Report only the number of lines in the records that contain the word "Water".
___ Records to use
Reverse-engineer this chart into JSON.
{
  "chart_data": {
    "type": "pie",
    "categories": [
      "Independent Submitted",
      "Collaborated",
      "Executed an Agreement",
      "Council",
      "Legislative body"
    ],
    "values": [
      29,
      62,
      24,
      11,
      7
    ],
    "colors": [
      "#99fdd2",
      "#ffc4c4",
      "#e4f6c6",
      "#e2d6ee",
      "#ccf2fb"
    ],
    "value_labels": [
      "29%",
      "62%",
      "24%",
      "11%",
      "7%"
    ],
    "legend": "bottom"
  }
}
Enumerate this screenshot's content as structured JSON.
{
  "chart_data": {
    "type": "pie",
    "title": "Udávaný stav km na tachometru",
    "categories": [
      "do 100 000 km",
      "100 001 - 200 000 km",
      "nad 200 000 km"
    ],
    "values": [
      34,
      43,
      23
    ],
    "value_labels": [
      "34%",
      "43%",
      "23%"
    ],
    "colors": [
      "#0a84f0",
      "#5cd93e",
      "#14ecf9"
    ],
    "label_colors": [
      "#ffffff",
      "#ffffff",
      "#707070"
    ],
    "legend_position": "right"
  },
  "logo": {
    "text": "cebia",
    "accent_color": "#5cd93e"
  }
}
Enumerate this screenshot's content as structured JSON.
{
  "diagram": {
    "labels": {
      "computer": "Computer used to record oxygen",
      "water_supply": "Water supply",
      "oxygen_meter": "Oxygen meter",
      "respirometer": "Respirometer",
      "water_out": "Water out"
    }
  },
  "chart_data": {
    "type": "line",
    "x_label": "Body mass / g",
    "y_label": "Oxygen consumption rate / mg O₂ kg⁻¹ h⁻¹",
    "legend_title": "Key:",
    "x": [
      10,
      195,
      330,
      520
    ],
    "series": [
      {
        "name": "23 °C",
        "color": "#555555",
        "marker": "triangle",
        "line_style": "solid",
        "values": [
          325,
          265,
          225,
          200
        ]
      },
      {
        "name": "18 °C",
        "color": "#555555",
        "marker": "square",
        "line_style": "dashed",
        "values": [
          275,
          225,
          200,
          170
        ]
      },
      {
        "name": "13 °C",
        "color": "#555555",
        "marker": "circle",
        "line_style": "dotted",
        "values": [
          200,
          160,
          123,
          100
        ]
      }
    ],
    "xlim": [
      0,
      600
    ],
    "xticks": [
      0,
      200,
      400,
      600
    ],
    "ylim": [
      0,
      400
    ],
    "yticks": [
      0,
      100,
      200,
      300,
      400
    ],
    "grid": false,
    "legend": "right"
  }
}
______
## Solution to this exercise
2